[Rows from a figure dataset]
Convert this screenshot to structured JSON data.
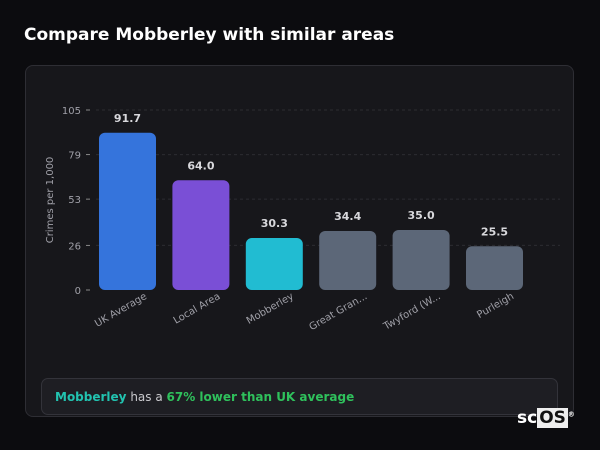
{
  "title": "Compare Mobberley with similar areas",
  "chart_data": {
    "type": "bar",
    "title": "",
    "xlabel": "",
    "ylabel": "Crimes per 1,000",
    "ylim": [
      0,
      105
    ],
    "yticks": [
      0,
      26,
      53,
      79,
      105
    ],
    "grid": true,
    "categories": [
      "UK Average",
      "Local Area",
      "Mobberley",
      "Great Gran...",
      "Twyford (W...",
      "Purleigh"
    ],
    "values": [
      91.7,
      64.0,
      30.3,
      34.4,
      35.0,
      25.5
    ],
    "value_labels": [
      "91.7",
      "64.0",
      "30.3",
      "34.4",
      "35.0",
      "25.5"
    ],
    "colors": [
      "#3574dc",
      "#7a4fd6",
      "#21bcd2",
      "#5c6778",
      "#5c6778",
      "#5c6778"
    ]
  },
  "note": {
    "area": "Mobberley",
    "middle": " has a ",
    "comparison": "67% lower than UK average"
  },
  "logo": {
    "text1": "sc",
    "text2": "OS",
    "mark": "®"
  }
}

*BRIEF*. Reproduce the data word for word, excluding its pictures.

*THE COMPLETED TASK*.
Convert this screenshot to structured JSON data.
{
  "title": "Compare Mobberley with similar areas",
  "chart_data": {
    "type": "bar",
    "title": "",
    "xlabel": "",
    "ylabel": "Crimes per 1,000",
    "ylim": [
      0,
      105
    ],
    "yticks": [
      0,
      26,
      53,
      79,
      105
    ],
    "grid": true,
    "categories": [
      "UK Average",
      "Local Area",
      "Mobberley",
      "Great Gran...",
      "Twyford (W...",
      "Purleigh"
    ],
    "values": [
      91.7,
      64.0,
      30.3,
      34.4,
      35.0,
      25.5
    ],
    "value_labels": [
      "91.7",
      "64.0",
      "30.3",
      "34.4",
      "35.0",
      "25.5"
    ],
    "colors": [
      "#3574dc",
      "#7a4fd6",
      "#21bcd2",
      "#5c6778",
      "#5c6778",
      "#5c6778"
    ]
  },
  "note": {
    "area": "Mobberley",
    "middle": " has a ",
    "comparison": "67% lower than UK average"
  },
  "logo": {
    "text1": "sc",
    "text2": "OS",
    "mark": "®"
  }
}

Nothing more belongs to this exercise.